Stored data
===
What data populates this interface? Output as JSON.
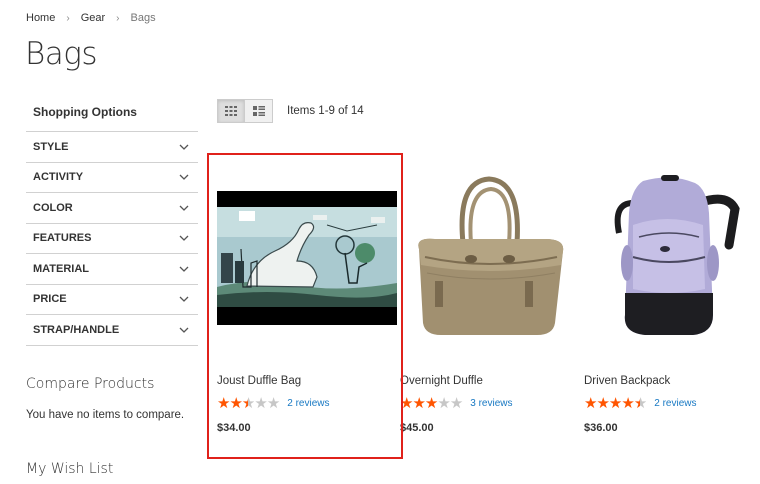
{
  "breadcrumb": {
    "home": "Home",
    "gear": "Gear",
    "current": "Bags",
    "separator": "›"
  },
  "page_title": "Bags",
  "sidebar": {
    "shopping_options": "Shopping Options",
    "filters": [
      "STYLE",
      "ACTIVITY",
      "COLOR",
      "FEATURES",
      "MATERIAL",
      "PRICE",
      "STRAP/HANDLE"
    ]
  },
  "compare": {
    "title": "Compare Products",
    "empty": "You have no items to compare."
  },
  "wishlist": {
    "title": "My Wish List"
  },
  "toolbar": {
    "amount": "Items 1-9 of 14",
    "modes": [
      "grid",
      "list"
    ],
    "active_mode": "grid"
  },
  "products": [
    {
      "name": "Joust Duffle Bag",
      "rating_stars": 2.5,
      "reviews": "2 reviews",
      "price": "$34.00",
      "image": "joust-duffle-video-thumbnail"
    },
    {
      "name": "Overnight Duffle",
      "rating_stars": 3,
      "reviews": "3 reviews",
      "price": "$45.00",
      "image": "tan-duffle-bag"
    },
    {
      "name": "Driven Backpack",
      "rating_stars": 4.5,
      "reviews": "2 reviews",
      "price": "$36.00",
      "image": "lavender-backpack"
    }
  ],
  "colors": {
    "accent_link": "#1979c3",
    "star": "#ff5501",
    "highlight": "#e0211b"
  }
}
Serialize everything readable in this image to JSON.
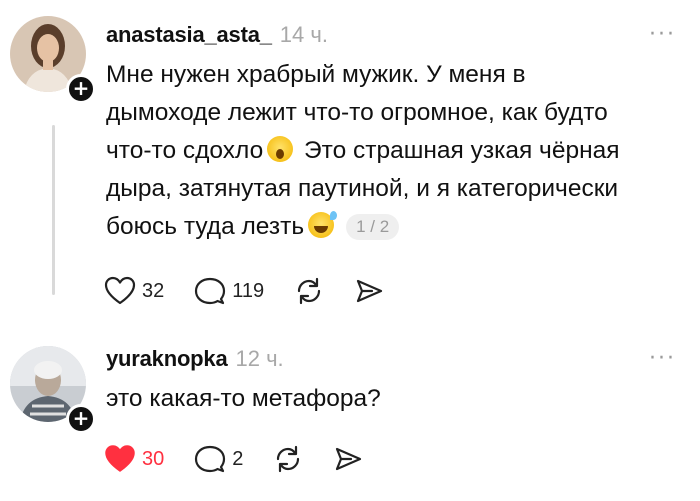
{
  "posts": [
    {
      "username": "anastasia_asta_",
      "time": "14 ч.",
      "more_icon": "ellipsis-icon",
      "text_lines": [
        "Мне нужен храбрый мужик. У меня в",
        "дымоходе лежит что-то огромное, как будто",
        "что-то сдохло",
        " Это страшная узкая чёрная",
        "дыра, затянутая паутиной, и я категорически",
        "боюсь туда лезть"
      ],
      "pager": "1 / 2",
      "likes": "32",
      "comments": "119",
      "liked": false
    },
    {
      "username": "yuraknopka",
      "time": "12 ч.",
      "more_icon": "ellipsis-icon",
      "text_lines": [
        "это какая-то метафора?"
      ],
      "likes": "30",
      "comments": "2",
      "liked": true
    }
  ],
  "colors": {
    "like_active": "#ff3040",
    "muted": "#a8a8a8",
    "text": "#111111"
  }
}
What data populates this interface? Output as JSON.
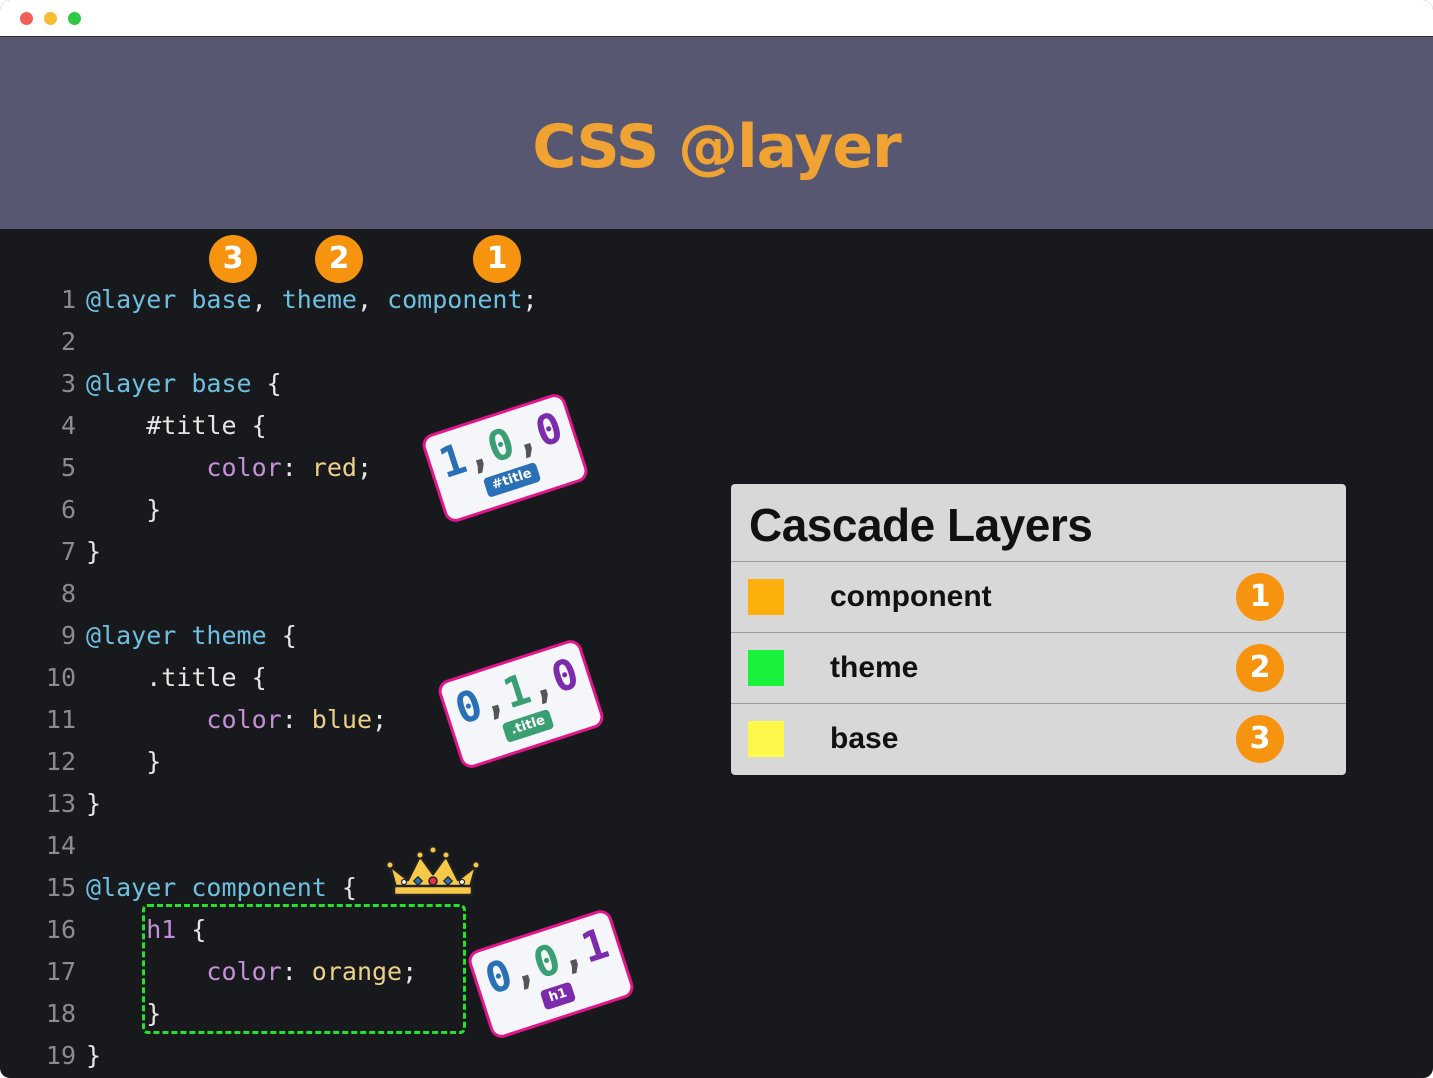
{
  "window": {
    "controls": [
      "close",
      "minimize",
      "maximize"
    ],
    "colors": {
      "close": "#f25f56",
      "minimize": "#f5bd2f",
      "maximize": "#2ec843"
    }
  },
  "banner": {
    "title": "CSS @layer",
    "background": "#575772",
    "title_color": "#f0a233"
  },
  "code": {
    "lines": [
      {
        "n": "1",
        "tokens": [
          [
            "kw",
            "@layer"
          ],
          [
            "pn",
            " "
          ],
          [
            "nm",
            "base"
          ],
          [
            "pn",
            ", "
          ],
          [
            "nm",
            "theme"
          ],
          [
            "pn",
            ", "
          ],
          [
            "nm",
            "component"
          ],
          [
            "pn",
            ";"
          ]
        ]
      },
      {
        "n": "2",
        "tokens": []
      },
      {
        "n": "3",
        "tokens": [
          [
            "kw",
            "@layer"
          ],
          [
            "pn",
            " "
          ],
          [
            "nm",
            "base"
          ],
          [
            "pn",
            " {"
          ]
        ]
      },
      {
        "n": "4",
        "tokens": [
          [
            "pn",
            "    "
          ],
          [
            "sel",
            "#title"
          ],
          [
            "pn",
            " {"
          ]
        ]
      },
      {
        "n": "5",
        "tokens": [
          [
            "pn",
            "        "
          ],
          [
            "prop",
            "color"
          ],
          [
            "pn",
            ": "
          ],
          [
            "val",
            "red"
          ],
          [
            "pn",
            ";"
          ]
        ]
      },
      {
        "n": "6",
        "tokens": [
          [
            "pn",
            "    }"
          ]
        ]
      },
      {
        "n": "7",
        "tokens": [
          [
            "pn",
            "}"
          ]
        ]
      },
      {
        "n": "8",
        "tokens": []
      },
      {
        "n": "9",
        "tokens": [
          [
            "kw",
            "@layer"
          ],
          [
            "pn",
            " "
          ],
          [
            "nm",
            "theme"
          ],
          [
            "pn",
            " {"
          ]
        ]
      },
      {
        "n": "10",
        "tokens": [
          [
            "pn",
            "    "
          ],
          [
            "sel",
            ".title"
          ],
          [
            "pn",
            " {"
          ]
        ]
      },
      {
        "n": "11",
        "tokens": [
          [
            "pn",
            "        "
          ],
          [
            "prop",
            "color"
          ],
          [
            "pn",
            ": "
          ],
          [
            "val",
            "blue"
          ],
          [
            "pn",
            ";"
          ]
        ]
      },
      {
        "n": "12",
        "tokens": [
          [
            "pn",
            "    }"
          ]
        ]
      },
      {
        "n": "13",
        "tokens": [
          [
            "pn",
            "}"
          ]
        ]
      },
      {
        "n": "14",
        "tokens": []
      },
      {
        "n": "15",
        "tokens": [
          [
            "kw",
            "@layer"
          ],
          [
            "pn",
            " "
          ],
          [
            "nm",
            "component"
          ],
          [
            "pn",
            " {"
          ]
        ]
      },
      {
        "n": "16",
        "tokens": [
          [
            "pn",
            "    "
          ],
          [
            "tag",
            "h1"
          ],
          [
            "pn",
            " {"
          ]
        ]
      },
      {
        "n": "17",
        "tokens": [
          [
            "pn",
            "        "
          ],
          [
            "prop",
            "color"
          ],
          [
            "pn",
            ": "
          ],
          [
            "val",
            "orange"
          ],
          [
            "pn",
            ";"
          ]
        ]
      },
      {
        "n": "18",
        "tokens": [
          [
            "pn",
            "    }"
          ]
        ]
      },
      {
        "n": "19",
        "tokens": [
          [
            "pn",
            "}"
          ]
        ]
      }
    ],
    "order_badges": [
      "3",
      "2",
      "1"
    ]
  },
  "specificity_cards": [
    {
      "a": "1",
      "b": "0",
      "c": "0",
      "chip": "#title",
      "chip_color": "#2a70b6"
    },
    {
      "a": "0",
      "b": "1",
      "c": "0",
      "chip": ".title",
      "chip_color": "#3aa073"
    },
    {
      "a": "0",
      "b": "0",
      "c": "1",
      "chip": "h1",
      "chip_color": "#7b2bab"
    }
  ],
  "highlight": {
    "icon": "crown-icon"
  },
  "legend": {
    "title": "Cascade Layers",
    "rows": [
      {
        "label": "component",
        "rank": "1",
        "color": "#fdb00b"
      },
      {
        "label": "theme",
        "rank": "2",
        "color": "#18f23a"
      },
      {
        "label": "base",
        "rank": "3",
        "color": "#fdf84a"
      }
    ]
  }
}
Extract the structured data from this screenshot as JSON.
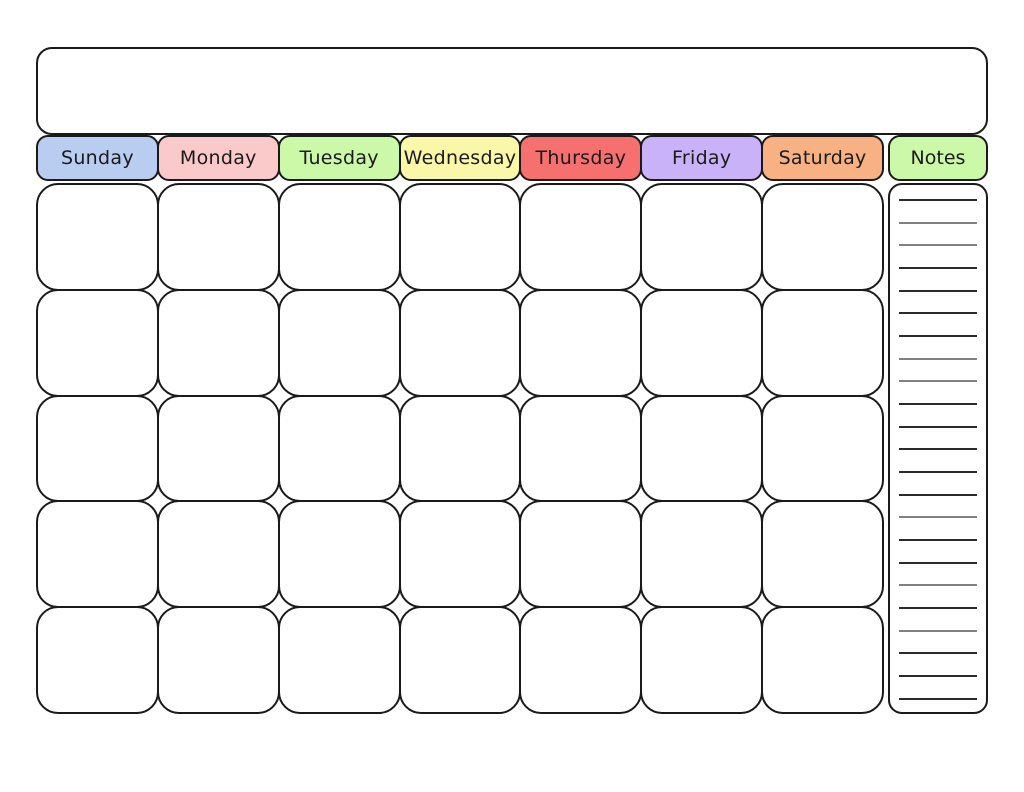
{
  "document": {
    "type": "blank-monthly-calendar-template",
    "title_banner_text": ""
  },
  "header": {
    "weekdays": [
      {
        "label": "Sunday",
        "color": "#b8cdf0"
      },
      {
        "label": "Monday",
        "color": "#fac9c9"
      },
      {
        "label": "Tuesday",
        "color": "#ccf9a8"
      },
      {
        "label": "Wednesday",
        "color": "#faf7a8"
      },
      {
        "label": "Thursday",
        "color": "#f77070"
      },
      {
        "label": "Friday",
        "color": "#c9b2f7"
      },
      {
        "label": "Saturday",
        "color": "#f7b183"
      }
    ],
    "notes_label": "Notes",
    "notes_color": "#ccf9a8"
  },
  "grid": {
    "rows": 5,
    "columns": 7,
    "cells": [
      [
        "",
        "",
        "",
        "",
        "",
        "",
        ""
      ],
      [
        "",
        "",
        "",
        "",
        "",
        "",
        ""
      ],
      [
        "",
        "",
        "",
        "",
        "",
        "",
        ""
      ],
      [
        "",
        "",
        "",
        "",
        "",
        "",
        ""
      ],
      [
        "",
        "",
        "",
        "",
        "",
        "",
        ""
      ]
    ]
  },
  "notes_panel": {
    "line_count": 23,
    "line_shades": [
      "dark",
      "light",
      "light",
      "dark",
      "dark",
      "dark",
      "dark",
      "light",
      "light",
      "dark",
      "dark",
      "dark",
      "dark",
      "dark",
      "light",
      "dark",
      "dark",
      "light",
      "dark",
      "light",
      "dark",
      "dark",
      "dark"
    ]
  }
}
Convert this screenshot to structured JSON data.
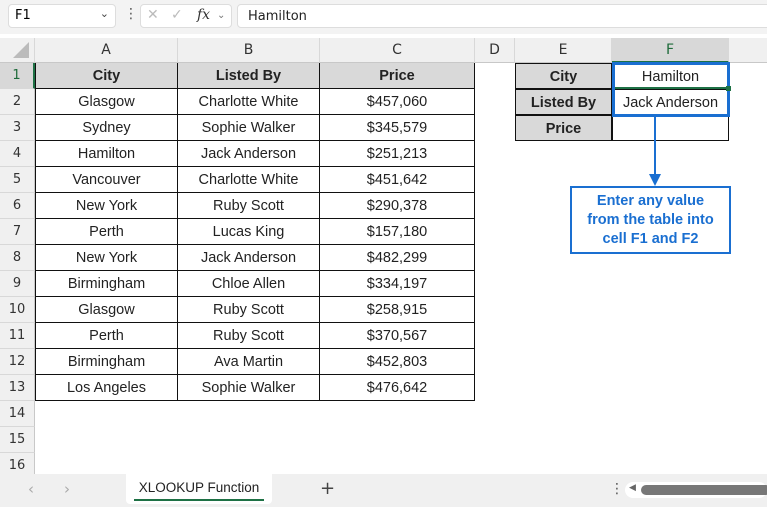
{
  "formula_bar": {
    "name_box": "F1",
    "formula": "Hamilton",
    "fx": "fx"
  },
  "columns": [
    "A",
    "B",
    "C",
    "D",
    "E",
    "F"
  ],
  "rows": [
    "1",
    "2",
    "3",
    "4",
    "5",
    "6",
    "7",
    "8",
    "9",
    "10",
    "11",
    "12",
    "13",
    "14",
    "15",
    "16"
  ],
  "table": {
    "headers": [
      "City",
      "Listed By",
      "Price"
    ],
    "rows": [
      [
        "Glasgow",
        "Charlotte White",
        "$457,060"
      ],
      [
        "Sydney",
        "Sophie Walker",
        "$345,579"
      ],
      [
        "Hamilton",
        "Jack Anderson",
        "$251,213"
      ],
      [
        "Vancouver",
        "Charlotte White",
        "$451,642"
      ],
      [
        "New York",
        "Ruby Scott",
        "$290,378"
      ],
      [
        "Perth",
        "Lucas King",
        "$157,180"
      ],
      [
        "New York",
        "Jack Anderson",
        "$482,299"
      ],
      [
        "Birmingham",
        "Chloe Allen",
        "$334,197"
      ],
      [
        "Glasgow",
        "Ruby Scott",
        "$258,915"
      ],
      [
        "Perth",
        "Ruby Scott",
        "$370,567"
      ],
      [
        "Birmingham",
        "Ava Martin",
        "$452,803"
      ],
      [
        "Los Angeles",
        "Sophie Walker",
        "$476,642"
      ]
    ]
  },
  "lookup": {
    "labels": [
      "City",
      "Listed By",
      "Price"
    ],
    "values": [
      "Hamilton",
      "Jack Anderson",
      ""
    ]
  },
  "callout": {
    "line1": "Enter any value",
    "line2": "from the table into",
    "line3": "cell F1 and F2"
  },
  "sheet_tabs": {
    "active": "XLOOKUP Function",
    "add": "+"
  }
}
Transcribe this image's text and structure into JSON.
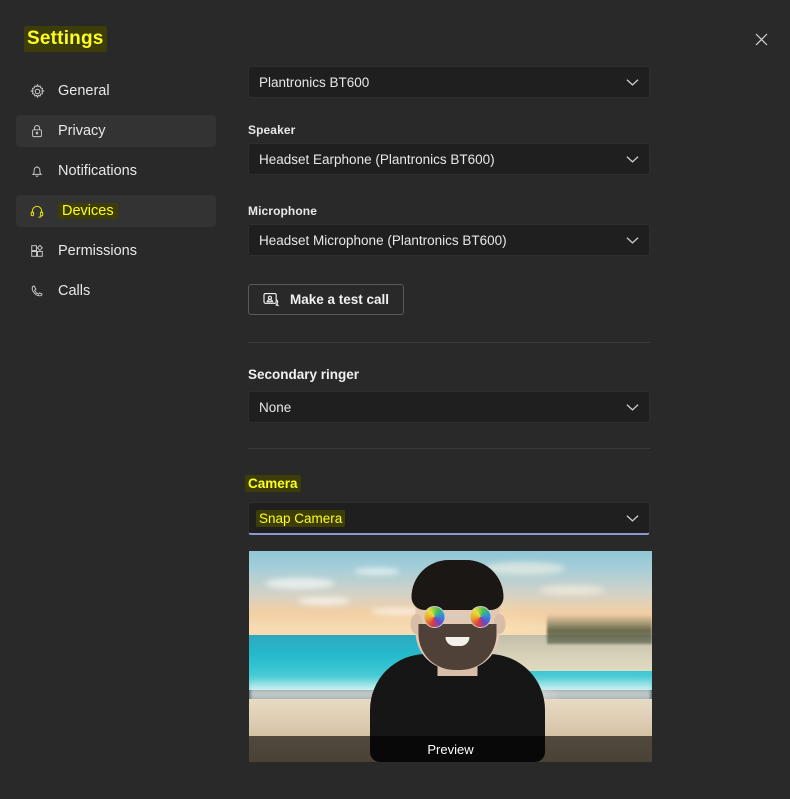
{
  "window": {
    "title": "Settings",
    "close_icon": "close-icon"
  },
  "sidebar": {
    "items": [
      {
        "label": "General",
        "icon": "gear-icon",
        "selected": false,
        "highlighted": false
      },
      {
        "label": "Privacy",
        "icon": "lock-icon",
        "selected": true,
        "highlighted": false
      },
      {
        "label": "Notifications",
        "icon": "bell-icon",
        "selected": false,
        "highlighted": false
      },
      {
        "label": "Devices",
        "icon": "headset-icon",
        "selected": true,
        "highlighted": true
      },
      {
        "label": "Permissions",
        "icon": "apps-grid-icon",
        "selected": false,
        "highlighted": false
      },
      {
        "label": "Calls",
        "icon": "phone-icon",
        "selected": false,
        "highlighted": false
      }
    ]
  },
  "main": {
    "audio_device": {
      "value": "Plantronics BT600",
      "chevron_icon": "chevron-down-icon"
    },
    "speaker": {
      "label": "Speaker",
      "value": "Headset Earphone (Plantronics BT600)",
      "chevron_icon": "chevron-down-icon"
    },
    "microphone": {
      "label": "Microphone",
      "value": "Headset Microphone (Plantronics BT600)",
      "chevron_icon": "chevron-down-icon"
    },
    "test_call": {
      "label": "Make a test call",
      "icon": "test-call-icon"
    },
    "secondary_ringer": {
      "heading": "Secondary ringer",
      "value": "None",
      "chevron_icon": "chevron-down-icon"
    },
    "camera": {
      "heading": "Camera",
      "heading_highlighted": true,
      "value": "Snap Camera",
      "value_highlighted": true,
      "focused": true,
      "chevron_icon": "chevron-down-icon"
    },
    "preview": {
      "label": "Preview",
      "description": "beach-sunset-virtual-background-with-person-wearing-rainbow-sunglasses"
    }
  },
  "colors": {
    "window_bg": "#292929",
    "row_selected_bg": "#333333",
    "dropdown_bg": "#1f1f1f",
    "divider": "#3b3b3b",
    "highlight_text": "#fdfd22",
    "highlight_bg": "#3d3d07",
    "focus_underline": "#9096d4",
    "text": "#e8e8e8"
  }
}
===
▶ [Problem]: Check every line of the data above for the string "JSON", and copy those that have it.

▶ [Output]:
What data populates this interface? Output as JSON.
Serialize everything readable in this image to JSON.
What data populates this interface? Output as JSON.
Extract the structured data from this screenshot as JSON.
Convert this screenshot to structured JSON data.
Transcribe this image's text and structure into JSON.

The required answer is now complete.